▶ **Given request**
Reproduce all entries precisely, down to the last character.

▶ **Data for the task**

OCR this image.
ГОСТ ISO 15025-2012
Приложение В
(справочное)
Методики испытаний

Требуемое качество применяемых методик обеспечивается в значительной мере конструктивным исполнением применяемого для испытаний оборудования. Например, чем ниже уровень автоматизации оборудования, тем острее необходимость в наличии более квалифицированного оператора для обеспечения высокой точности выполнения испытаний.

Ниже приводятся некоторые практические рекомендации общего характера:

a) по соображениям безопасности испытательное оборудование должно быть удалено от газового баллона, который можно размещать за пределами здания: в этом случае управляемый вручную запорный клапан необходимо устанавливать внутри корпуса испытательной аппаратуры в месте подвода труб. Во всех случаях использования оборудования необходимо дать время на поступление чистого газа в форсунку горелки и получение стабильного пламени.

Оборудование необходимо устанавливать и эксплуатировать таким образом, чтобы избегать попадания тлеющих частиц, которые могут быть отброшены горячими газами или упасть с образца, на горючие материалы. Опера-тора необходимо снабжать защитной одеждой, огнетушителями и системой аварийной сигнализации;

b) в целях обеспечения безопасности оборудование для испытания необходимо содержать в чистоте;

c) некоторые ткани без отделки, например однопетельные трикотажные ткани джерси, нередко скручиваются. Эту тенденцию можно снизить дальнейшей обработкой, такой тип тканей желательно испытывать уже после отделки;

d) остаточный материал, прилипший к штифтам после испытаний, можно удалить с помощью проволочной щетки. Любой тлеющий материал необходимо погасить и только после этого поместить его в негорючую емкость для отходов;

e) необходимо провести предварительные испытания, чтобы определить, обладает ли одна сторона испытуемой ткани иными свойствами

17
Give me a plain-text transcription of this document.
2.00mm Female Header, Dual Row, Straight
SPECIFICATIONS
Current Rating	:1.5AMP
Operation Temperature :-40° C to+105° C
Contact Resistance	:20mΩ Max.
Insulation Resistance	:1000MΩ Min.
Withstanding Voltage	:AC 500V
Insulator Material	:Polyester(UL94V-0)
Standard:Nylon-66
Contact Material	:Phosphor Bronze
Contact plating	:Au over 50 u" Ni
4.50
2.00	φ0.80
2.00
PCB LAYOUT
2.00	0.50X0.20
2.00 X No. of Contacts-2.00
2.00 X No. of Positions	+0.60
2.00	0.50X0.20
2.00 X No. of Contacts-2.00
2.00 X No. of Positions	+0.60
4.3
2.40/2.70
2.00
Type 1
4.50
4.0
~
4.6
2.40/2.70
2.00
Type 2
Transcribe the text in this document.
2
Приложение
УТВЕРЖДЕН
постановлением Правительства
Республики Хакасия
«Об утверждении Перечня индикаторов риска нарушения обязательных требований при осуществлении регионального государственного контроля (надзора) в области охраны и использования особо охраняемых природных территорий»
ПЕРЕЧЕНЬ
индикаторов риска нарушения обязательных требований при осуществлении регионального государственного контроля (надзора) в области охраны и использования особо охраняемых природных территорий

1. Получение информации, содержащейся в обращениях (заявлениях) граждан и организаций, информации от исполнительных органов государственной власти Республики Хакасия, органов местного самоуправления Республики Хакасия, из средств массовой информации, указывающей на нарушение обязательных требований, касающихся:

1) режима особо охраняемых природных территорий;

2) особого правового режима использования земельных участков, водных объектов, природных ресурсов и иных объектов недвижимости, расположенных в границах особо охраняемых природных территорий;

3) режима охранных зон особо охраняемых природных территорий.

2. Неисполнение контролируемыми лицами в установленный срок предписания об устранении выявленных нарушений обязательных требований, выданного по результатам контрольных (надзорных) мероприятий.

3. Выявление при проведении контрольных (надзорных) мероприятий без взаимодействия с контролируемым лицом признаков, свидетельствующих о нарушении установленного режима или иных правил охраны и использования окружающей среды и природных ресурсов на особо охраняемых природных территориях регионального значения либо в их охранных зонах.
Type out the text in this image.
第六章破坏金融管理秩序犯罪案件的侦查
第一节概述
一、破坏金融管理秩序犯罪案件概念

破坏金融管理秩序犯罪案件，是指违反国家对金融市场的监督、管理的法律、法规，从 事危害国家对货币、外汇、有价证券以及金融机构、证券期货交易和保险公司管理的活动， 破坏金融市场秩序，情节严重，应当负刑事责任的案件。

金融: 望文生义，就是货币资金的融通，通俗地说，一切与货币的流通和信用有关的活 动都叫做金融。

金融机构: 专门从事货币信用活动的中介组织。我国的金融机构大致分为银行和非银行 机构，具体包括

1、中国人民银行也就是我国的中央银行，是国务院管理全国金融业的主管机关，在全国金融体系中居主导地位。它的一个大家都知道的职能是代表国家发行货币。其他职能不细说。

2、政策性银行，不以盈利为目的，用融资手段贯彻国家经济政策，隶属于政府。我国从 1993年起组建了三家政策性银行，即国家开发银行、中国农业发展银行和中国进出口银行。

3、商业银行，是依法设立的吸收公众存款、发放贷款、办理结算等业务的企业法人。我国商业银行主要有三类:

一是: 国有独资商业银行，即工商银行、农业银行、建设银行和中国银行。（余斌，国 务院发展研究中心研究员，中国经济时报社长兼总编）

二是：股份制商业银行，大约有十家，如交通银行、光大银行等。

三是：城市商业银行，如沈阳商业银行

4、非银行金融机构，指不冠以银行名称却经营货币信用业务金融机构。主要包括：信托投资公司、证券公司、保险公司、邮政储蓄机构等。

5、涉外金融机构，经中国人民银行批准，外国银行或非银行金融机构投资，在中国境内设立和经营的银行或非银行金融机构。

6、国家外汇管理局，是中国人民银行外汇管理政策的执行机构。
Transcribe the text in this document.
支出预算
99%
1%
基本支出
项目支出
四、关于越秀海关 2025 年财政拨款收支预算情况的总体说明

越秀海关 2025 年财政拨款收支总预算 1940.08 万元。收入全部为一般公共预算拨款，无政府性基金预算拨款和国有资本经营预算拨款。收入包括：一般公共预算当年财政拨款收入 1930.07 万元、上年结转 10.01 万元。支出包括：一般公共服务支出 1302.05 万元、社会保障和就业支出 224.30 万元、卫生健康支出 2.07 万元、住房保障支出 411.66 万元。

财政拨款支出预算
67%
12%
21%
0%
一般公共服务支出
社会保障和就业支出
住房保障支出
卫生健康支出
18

▶ **Solution**
OCR this image.
ГОСТ ISO 15025-2012
Приложение В
(справочное)
Методики испытаний

Требуемое качество применяемых методик обеспечивается в значительной мере конструктивным исполнением применяемого для испытаний оборудования. Например, чем ниже уровень автоматизации оборудования, тем острее необходимость в наличии более квалифицированного оператора для обеспечения высокой точности выполнения испытаний.

Ниже приводятся некоторые практические рекомендации общего характера:

a) по соображениям безопасности испытательное оборудование должно быть удалено от газового баллона, который можно размещать за пределами здания: в этом случае управляемый вручную запорный клапан необходимо устанавливать внутри корпуса испытательной аппаратуры в месте подвода труб. Во всех случаях использования оборудования необходимо дать время на поступление чистого газа в форсунку горелки и получение стабильного пламени.

Оборудование необходимо устанавливать и эксплуатировать таким образом, чтобы избегать попадания тлеющих частиц, которые могут быть отброшены горячими газами или упасть с образца, на горючие материалы. Опера-тора необходимо снабжать защитной одеждой, огнетушителями и системой аварийной сигнализации;

b) в целях обеспечения безопасности оборудование для испытания необходимо содержать в чистоте;

c) некоторые ткани без отделки, например однопетельные трикотажные ткани джерси, нередко скручиваются. Эту тенденцию можно снизить дальнейшей обработкой, такой тип тканей желательно испытывать уже после отделки;

d) остаточный материал, прилипший к штифтам после испытаний, можно удалить с помощью проволочной щетки. Любой тлеющий материал необходимо погасить и только после этого поместить его в негорючую емкость для отходов;

e) необходимо провести предварительные испытания, чтобы определить, обладает ли одна сторона испытуемой ткани иными свойствами

17
Give me a plain-text transcription of this document.
2.00mm Female Header, Dual Row, Straight
SPECIFICATIONS
Current Rating	:1.5AMP
Operation Temperature :-40° C to+105° C
Contact Resistance	:20mΩ Max.
Insulation Resistance	:1000MΩ Min.
Withstanding Voltage	:AC 500V
Insulator Material	:Polyester(UL94V-0)
Standard:Nylon-66
Contact Material	:Phosphor Bronze
Contact plating	:Au over 50 u" Ni
4.50
2.00	φ0.80
2.00
PCB LAYOUT
2.00	0.50X0.20
2.00 X No. of Contacts-2.00
2.00 X No. of Positions	+0.60
2.00	0.50X0.20
2.00 X No. of Contacts-2.00
2.00 X No. of Positions	+0.60
4.3
2.40/2.70
2.00
Type 1
4.50
4.0
~
4.6
2.40/2.70
2.00
Type 2
Transcribe the text in this document.
2
Приложение
УТВЕРЖДЕН
постановлением Правительства
Республики Хакасия
«Об утверждении Перечня индикаторов риска нарушения обязательных требований при осуществлении регионального государственного контроля (надзора) в области охраны и использования особо охраняемых природных территорий»
ПЕРЕЧЕНЬ
индикаторов риска нарушения обязательных требований при осуществлении регионального государственного контроля (надзора) в области охраны и использования особо охраняемых природных территорий

1. Получение информации, содержащейся в обращениях (заявлениях) граждан и организаций, информации от исполнительных органов государственной власти Республики Хакасия, органов местного самоуправления Республики Хакасия, из средств массовой информации, указывающей на нарушение обязательных требований, касающихся:

1) режима особо охраняемых природных территорий;

2) особого правового режима использования земельных участков, водных объектов, природных ресурсов и иных объектов недвижимости, расположенных в границах особо охраняемых природных территорий;

3) режима охранных зон особо охраняемых природных территорий.

2. Неисполнение контролируемыми лицами в установленный срок предписания об устранении выявленных нарушений обязательных требований, выданного по результатам контрольных (надзорных) мероприятий.

3. Выявление при проведении контрольных (надзорных) мероприятий без взаимодействия с контролируемым лицом признаков, свидетельствующих о нарушении установленного режима или иных правил охраны и использования окружающей среды и природных ресурсов на особо охраняемых природных территориях регионального значения либо в их охранных зонах.
Type out the text in this image.
第六章破坏金融管理秩序犯罪案件的侦查
第一节概述
一、破坏金融管理秩序犯罪案件概念

破坏金融管理秩序犯罪案件，是指违反国家对金融市场的监督、管理的法律、法规，从 事危害国家对货币、外汇、有价证券以及金融机构、证券期货交易和保险公司管理的活动， 破坏金融市场秩序，情节严重，应当负刑事责任的案件。

金融: 望文生义，就是货币资金的融通，通俗地说，一切与货币的流通和信用有关的活 动都叫做金融。

金融机构: 专门从事货币信用活动的中介组织。我国的金融机构大致分为银行和非银行 机构，具体包括

1、中国人民银行也就是我国的中央银行，是国务院管理全国金融业的主管机关，在全国金融体系中居主导地位。它的一个大家都知道的职能是代表国家发行货币。其他职能不细说。

2、政策性银行，不以盈利为目的，用融资手段贯彻国家经济政策，隶属于政府。我国从 1993年起组建了三家政策性银行，即国家开发银行、中国农业发展银行和中国进出口银行。

3、商业银行，是依法设立的吸收公众存款、发放贷款、办理结算等业务的企业法人。我国商业银行主要有三类:

一是: 国有独资商业银行，即工商银行、农业银行、建设银行和中国银行。（余斌，国 务院发展研究中心研究员，中国经济时报社长兼总编）

二是：股份制商业银行，大约有十家，如交通银行、光大银行等。

三是：城市商业银行，如沈阳商业银行

4、非银行金融机构，指不冠以银行名称却经营货币信用业务金融机构。主要包括：信托投资公司、证券公司、保险公司、邮政储蓄机构等。

5、涉外金融机构，经中国人民银行批准，外国银行或非银行金融机构投资，在中国境内设立和经营的银行或非银行金融机构。

6、国家外汇管理局，是中国人民银行外汇管理政策的执行机构。
Transcribe the text in this document.
支出预算
99%
1%
基本支出
项目支出
四、关于越秀海关 2025 年财政拨款收支预算情况的总体说明

越秀海关 2025 年财政拨款收支总预算 1940.08 万元。收入全部为一般公共预算拨款，无政府性基金预算拨款和国有资本经营预算拨款。收入包括：一般公共预算当年财政拨款收入 1930.07 万元、上年结转 10.01 万元。支出包括：一般公共服务支出 1302.05 万元、社会保障和就业支出 224.30 万元、卫生健康支出 2.07 万元、住房保障支出 411.66 万元。

财政拨款支出预算
67%
12%
21%
0%
一般公共服务支出
社会保障和就业支出
住房保障支出
卫生健康支出
18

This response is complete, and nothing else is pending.